* _TO DO_:
From the entries below, copy every line where the string "JSON" appears.

━━━━━━━━

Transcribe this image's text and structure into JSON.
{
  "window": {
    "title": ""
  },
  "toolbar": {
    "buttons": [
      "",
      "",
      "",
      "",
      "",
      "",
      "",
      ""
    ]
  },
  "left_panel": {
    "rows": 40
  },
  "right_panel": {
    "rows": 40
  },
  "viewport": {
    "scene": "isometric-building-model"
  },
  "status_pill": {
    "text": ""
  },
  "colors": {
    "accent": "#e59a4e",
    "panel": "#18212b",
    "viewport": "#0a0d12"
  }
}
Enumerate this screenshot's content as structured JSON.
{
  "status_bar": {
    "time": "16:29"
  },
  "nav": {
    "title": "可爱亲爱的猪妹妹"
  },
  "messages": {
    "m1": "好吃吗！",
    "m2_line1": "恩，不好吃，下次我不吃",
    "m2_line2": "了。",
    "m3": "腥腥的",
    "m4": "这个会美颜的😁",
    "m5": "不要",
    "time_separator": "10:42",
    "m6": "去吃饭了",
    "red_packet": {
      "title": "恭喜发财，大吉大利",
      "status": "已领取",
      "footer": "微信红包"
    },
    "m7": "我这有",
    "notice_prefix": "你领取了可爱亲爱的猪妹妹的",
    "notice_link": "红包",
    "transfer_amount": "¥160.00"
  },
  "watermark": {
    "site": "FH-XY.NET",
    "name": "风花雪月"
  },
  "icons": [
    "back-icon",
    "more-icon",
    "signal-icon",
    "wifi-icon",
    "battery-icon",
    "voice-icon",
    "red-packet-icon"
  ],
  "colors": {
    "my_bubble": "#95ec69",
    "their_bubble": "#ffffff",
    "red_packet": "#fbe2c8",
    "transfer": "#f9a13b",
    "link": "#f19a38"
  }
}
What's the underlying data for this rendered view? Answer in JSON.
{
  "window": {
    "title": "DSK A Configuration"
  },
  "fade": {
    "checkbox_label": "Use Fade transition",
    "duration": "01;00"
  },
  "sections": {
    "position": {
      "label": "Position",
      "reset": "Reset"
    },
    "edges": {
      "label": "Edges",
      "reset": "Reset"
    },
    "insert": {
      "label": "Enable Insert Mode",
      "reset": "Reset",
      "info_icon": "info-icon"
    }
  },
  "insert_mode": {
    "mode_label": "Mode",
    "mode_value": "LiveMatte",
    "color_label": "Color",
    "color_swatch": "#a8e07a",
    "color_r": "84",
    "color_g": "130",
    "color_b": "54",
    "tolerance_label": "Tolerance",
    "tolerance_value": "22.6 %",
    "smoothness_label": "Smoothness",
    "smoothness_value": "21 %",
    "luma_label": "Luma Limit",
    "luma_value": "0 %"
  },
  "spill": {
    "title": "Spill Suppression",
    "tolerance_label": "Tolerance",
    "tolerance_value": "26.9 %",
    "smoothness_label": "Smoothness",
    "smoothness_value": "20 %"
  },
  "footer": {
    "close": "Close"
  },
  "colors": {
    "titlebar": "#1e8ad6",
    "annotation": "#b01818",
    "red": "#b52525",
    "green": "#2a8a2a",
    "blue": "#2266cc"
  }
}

━━━━━━━━

* _RIGHT ANSWER_:
Transcribe this image's text and structure into JSON.
Enumerate this screenshot's content as structured JSON.
What's the underlying data for this rendered view? Answer in JSON.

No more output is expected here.